* Objective:
In the passage on business values, what does the writer say differentiates one company from the next?

* Document passage:
We have been witness to countless examples of
fraud and inappropriate behavior by business
leaders because the ideals for which their
companies stood were not truly ingrained into the
culture. However, values are just words on a page
without the actions to demonstrate that we live
what we believe; it is the action and behaviors that
strengthen the values for which we stand.
In professional services, much of what we do
can be copied or replicated by our competition.
We manufacture with our minds, and in the age
of information mobility, intellectual capital can
leave your company with every employee. So,
what makes us as individuals and businesses
unique? What differentiates one company from the
next? Simply said: It is our values. They create a
common bond between our employees and keep
our client relationships strong. I believe that the
values we instill in our people give us a tangible
competitive advantage in the market and make our
companies feel like families.
Q What do you see as the biggest risks being addressed by IT governance and risk
professionals? How can businesses protect
themselves?

* Given material:
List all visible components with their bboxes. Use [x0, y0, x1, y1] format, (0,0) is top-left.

* Task solution:
Its values.